SUPPLIED RECORDS —
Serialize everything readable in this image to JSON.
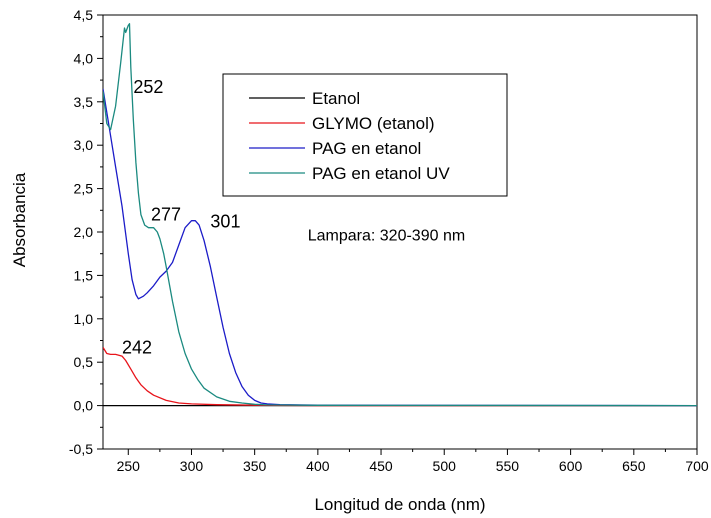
{
  "chart_data": {
    "type": "line",
    "title": "",
    "xlabel": "Longitud de onda (nm)",
    "ylabel": "Absorbancia",
    "xlim": [
      230,
      700
    ],
    "ylim": [
      -0.5,
      4.5
    ],
    "x_ticks": [
      "250",
      "300",
      "350",
      "400",
      "450",
      "500",
      "550",
      "600",
      "650",
      "700"
    ],
    "y_ticks": [
      "-0,5",
      "0,0",
      "0,5",
      "1,0",
      "1,5",
      "2,0",
      "2,5",
      "3,0",
      "3,5",
      "4,0",
      "4,5"
    ],
    "grid": false,
    "legend_position": "top-center",
    "series": [
      {
        "name": "Etanol",
        "color": "#000000",
        "x": [
          230,
          700
        ],
        "y": [
          0.0,
          0.0
        ]
      },
      {
        "name": "GLYMO (etanol)",
        "color": "#e8141b",
        "x": [
          230,
          233,
          236,
          240,
          245,
          248,
          252,
          256,
          260,
          265,
          270,
          280,
          290,
          300,
          320,
          350,
          400,
          700
        ],
        "y": [
          0.67,
          0.6,
          0.59,
          0.59,
          0.57,
          0.52,
          0.42,
          0.32,
          0.24,
          0.17,
          0.12,
          0.06,
          0.03,
          0.02,
          0.01,
          0.005,
          0.0,
          0.0
        ]
      },
      {
        "name": "PAG en etanol",
        "color": "#1c1cc8",
        "x": [
          230,
          235,
          240,
          245,
          250,
          253,
          256,
          258,
          262,
          265,
          270,
          275,
          280,
          285,
          290,
          295,
          300,
          303,
          306,
          310,
          315,
          320,
          325,
          330,
          335,
          340,
          345,
          350,
          355,
          360,
          370,
          400,
          700
        ],
        "y": [
          3.65,
          3.2,
          2.75,
          2.3,
          1.75,
          1.45,
          1.28,
          1.23,
          1.26,
          1.3,
          1.38,
          1.48,
          1.55,
          1.65,
          1.85,
          2.05,
          2.13,
          2.13,
          2.08,
          1.9,
          1.6,
          1.25,
          0.9,
          0.6,
          0.38,
          0.22,
          0.12,
          0.06,
          0.03,
          0.02,
          0.01,
          0.005,
          0.0
        ]
      },
      {
        "name": "PAG en etanol UV",
        "color": "#1b8a80",
        "x": [
          230,
          233,
          236,
          240,
          244,
          247,
          248,
          250,
          251,
          252,
          254,
          256,
          258,
          260,
          263,
          266,
          270,
          273,
          275,
          278,
          280,
          285,
          290,
          295,
          300,
          305,
          310,
          320,
          330,
          340,
          350,
          360,
          400,
          700
        ],
        "y": [
          3.62,
          3.25,
          3.18,
          3.45,
          3.95,
          4.35,
          4.3,
          4.38,
          4.4,
          3.9,
          3.3,
          2.8,
          2.45,
          2.2,
          2.08,
          2.05,
          2.05,
          2.0,
          1.92,
          1.75,
          1.6,
          1.2,
          0.85,
          0.6,
          0.42,
          0.3,
          0.2,
          0.1,
          0.05,
          0.03,
          0.015,
          0.008,
          0.003,
          0.0
        ]
      }
    ],
    "annotations": [
      {
        "text": "252",
        "x": 254,
        "y": 3.6
      },
      {
        "text": "277",
        "x": 268,
        "y": 2.13
      },
      {
        "text": "301",
        "x": 315,
        "y": 2.05
      },
      {
        "text": "242",
        "x": 245,
        "y": 0.6
      },
      {
        "text": "Lampara: 320-390 nm",
        "x": 392,
        "y": 1.9
      }
    ]
  }
}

YOUR OBJECTIVE — Transcribe the whole listing, character for character, but not its images.

REPLY —
Serialize everything readable in this image to JSON.
{
  "chart_data": {
    "type": "line",
    "title": "",
    "xlabel": "Longitud de onda (nm)",
    "ylabel": "Absorbancia",
    "xlim": [
      230,
      700
    ],
    "ylim": [
      -0.5,
      4.5
    ],
    "x_ticks": [
      "250",
      "300",
      "350",
      "400",
      "450",
      "500",
      "550",
      "600",
      "650",
      "700"
    ],
    "y_ticks": [
      "-0,5",
      "0,0",
      "0,5",
      "1,0",
      "1,5",
      "2,0",
      "2,5",
      "3,0",
      "3,5",
      "4,0",
      "4,5"
    ],
    "grid": false,
    "legend_position": "top-center",
    "series": [
      {
        "name": "Etanol",
        "color": "#000000",
        "x": [
          230,
          700
        ],
        "y": [
          0.0,
          0.0
        ]
      },
      {
        "name": "GLYMO (etanol)",
        "color": "#e8141b",
        "x": [
          230,
          233,
          236,
          240,
          245,
          248,
          252,
          256,
          260,
          265,
          270,
          280,
          290,
          300,
          320,
          350,
          400,
          700
        ],
        "y": [
          0.67,
          0.6,
          0.59,
          0.59,
          0.57,
          0.52,
          0.42,
          0.32,
          0.24,
          0.17,
          0.12,
          0.06,
          0.03,
          0.02,
          0.01,
          0.005,
          0.0,
          0.0
        ]
      },
      {
        "name": "PAG en etanol",
        "color": "#1c1cc8",
        "x": [
          230,
          235,
          240,
          245,
          250,
          253,
          256,
          258,
          262,
          265,
          270,
          275,
          280,
          285,
          290,
          295,
          300,
          303,
          306,
          310,
          315,
          320,
          325,
          330,
          335,
          340,
          345,
          350,
          355,
          360,
          370,
          400,
          700
        ],
        "y": [
          3.65,
          3.2,
          2.75,
          2.3,
          1.75,
          1.45,
          1.28,
          1.23,
          1.26,
          1.3,
          1.38,
          1.48,
          1.55,
          1.65,
          1.85,
          2.05,
          2.13,
          2.13,
          2.08,
          1.9,
          1.6,
          1.25,
          0.9,
          0.6,
          0.38,
          0.22,
          0.12,
          0.06,
          0.03,
          0.02,
          0.01,
          0.005,
          0.0
        ]
      },
      {
        "name": "PAG en etanol UV",
        "color": "#1b8a80",
        "x": [
          230,
          233,
          236,
          240,
          244,
          247,
          248,
          250,
          251,
          252,
          254,
          256,
          258,
          260,
          263,
          266,
          270,
          273,
          275,
          278,
          280,
          285,
          290,
          295,
          300,
          305,
          310,
          320,
          330,
          340,
          350,
          360,
          400,
          700
        ],
        "y": [
          3.62,
          3.25,
          3.18,
          3.45,
          3.95,
          4.35,
          4.3,
          4.38,
          4.4,
          3.9,
          3.3,
          2.8,
          2.45,
          2.2,
          2.08,
          2.05,
          2.05,
          2.0,
          1.92,
          1.75,
          1.6,
          1.2,
          0.85,
          0.6,
          0.42,
          0.3,
          0.2,
          0.1,
          0.05,
          0.03,
          0.015,
          0.008,
          0.003,
          0.0
        ]
      }
    ],
    "annotations": [
      {
        "text": "252",
        "x": 254,
        "y": 3.6
      },
      {
        "text": "277",
        "x": 268,
        "y": 2.13
      },
      {
        "text": "301",
        "x": 315,
        "y": 2.05
      },
      {
        "text": "242",
        "x": 245,
        "y": 0.6
      },
      {
        "text": "Lampara: 320-390 nm",
        "x": 392,
        "y": 1.9
      }
    ]
  }
}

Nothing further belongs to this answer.